*EXERCISE GOAL*: Copy the records below exactly, omitting any pictures they contain.

*Chart and figure data*:
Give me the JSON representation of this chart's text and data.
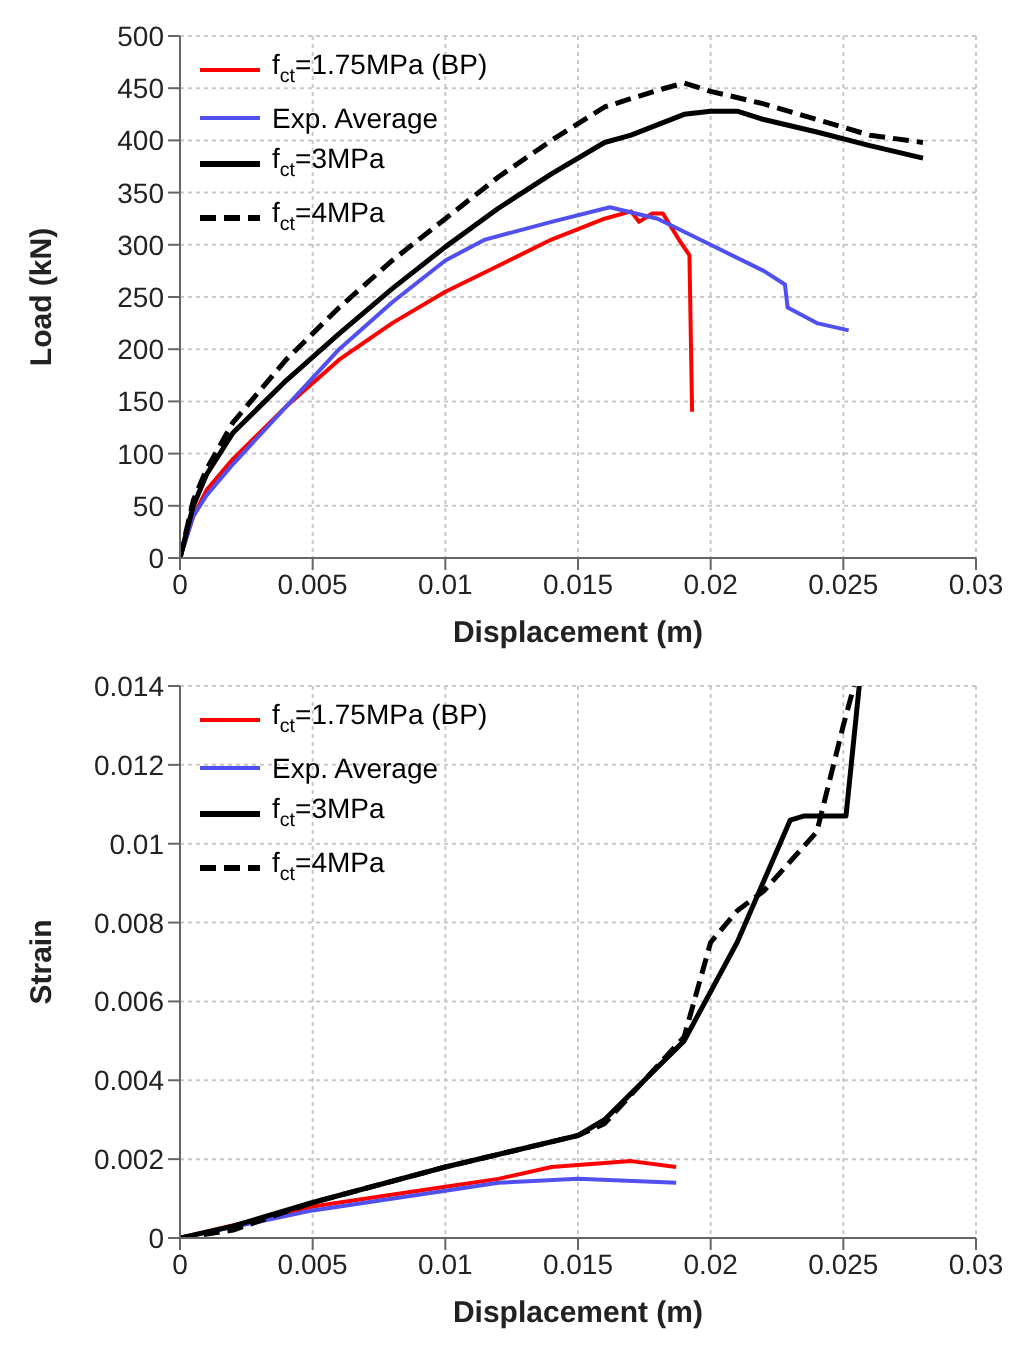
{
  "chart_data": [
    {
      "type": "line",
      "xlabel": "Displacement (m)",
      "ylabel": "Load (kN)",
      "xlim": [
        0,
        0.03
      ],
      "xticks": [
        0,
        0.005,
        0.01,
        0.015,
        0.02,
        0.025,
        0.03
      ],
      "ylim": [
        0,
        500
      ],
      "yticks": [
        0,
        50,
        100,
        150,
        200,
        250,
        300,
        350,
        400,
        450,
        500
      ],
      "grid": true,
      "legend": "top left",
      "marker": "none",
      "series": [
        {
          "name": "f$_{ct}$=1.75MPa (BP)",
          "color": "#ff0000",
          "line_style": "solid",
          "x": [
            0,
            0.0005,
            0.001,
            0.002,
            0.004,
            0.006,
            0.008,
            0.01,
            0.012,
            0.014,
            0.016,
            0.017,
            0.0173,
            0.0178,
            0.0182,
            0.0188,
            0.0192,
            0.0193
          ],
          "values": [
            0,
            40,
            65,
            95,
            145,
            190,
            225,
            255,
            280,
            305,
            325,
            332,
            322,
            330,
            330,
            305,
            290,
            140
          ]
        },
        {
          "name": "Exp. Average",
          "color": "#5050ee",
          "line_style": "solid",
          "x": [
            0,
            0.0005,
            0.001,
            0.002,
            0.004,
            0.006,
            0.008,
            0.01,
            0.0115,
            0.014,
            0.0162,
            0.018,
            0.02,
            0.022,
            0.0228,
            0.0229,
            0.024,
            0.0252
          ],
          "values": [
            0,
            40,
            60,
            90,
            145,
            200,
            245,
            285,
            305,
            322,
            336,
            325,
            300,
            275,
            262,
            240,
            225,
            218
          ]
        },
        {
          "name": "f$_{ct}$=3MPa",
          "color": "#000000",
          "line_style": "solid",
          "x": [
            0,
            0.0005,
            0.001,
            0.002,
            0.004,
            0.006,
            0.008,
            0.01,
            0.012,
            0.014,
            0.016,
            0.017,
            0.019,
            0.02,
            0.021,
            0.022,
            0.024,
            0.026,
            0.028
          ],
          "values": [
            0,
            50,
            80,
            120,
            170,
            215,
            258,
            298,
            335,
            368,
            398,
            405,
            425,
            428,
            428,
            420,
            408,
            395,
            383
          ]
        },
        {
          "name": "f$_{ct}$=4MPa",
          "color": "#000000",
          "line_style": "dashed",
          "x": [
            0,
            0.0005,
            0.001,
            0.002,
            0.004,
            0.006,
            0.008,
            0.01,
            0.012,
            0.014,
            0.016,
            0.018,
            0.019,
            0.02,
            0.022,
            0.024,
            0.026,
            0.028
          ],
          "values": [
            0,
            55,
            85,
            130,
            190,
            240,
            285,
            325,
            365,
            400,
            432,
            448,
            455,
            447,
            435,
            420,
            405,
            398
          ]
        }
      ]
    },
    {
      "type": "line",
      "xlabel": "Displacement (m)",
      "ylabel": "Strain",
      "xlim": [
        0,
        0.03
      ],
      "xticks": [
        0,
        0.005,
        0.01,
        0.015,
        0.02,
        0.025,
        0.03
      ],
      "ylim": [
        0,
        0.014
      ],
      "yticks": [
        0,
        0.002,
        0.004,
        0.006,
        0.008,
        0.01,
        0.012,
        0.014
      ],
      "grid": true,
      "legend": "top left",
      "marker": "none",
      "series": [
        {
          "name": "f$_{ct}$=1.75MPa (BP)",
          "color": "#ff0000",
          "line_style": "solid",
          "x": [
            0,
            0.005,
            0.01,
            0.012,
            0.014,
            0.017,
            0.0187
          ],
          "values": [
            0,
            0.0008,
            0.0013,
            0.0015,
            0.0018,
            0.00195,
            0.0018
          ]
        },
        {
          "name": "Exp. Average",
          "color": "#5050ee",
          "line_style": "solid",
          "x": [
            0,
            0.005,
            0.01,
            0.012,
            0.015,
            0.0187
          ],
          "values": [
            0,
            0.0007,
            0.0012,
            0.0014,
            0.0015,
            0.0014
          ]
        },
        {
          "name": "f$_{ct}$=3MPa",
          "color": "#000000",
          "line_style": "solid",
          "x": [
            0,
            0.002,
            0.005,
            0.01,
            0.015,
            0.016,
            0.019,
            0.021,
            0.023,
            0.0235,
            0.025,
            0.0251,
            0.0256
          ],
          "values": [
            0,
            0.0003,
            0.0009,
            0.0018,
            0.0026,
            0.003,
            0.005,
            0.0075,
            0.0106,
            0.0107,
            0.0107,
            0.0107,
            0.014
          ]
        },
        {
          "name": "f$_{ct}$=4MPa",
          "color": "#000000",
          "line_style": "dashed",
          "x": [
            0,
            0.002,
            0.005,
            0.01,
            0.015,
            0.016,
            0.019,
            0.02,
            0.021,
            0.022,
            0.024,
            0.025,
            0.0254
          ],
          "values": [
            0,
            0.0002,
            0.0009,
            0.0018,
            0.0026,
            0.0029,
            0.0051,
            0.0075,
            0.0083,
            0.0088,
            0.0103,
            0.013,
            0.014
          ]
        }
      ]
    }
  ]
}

*THE RESULT*:
Give me the JSON representation of this chart's text and data.
{
  "chart_data": [
    {
      "type": "line",
      "xlabel": "Displacement (m)",
      "ylabel": "Load (kN)",
      "xlim": [
        0,
        0.03
      ],
      "xticks": [
        0,
        0.005,
        0.01,
        0.015,
        0.02,
        0.025,
        0.03
      ],
      "ylim": [
        0,
        500
      ],
      "yticks": [
        0,
        50,
        100,
        150,
        200,
        250,
        300,
        350,
        400,
        450,
        500
      ],
      "grid": true,
      "legend": "top left",
      "marker": "none",
      "series": [
        {
          "name": "f$_{ct}$=1.75MPa (BP)",
          "color": "#ff0000",
          "line_style": "solid",
          "x": [
            0,
            0.0005,
            0.001,
            0.002,
            0.004,
            0.006,
            0.008,
            0.01,
            0.012,
            0.014,
            0.016,
            0.017,
            0.0173,
            0.0178,
            0.0182,
            0.0188,
            0.0192,
            0.0193
          ],
          "values": [
            0,
            40,
            65,
            95,
            145,
            190,
            225,
            255,
            280,
            305,
            325,
            332,
            322,
            330,
            330,
            305,
            290,
            140
          ]
        },
        {
          "name": "Exp. Average",
          "color": "#5050ee",
          "line_style": "solid",
          "x": [
            0,
            0.0005,
            0.001,
            0.002,
            0.004,
            0.006,
            0.008,
            0.01,
            0.0115,
            0.014,
            0.0162,
            0.018,
            0.02,
            0.022,
            0.0228,
            0.0229,
            0.024,
            0.0252
          ],
          "values": [
            0,
            40,
            60,
            90,
            145,
            200,
            245,
            285,
            305,
            322,
            336,
            325,
            300,
            275,
            262,
            240,
            225,
            218
          ]
        },
        {
          "name": "f$_{ct}$=3MPa",
          "color": "#000000",
          "line_style": "solid",
          "x": [
            0,
            0.0005,
            0.001,
            0.002,
            0.004,
            0.006,
            0.008,
            0.01,
            0.012,
            0.014,
            0.016,
            0.017,
            0.019,
            0.02,
            0.021,
            0.022,
            0.024,
            0.026,
            0.028
          ],
          "values": [
            0,
            50,
            80,
            120,
            170,
            215,
            258,
            298,
            335,
            368,
            398,
            405,
            425,
            428,
            428,
            420,
            408,
            395,
            383
          ]
        },
        {
          "name": "f$_{ct}$=4MPa",
          "color": "#000000",
          "line_style": "dashed",
          "x": [
            0,
            0.0005,
            0.001,
            0.002,
            0.004,
            0.006,
            0.008,
            0.01,
            0.012,
            0.014,
            0.016,
            0.018,
            0.019,
            0.02,
            0.022,
            0.024,
            0.026,
            0.028
          ],
          "values": [
            0,
            55,
            85,
            130,
            190,
            240,
            285,
            325,
            365,
            400,
            432,
            448,
            455,
            447,
            435,
            420,
            405,
            398
          ]
        }
      ]
    },
    {
      "type": "line",
      "xlabel": "Displacement (m)",
      "ylabel": "Strain",
      "xlim": [
        0,
        0.03
      ],
      "xticks": [
        0,
        0.005,
        0.01,
        0.015,
        0.02,
        0.025,
        0.03
      ],
      "ylim": [
        0,
        0.014
      ],
      "yticks": [
        0,
        0.002,
        0.004,
        0.006,
        0.008,
        0.01,
        0.012,
        0.014
      ],
      "grid": true,
      "legend": "top left",
      "marker": "none",
      "series": [
        {
          "name": "f$_{ct}$=1.75MPa (BP)",
          "color": "#ff0000",
          "line_style": "solid",
          "x": [
            0,
            0.005,
            0.01,
            0.012,
            0.014,
            0.017,
            0.0187
          ],
          "values": [
            0,
            0.0008,
            0.0013,
            0.0015,
            0.0018,
            0.00195,
            0.0018
          ]
        },
        {
          "name": "Exp. Average",
          "color": "#5050ee",
          "line_style": "solid",
          "x": [
            0,
            0.005,
            0.01,
            0.012,
            0.015,
            0.0187
          ],
          "values": [
            0,
            0.0007,
            0.0012,
            0.0014,
            0.0015,
            0.0014
          ]
        },
        {
          "name": "f$_{ct}$=3MPa",
          "color": "#000000",
          "line_style": "solid",
          "x": [
            0,
            0.002,
            0.005,
            0.01,
            0.015,
            0.016,
            0.019,
            0.021,
            0.023,
            0.0235,
            0.025,
            0.0251,
            0.0256
          ],
          "values": [
            0,
            0.0003,
            0.0009,
            0.0018,
            0.0026,
            0.003,
            0.005,
            0.0075,
            0.0106,
            0.0107,
            0.0107,
            0.0107,
            0.014
          ]
        },
        {
          "name": "f$_{ct}$=4MPa",
          "color": "#000000",
          "line_style": "dashed",
          "x": [
            0,
            0.002,
            0.005,
            0.01,
            0.015,
            0.016,
            0.019,
            0.02,
            0.021,
            0.022,
            0.024,
            0.025,
            0.0254
          ],
          "values": [
            0,
            0.0002,
            0.0009,
            0.0018,
            0.0026,
            0.0029,
            0.0051,
            0.0075,
            0.0083,
            0.0088,
            0.0103,
            0.013,
            0.014
          ]
        }
      ]
    }
  ]
}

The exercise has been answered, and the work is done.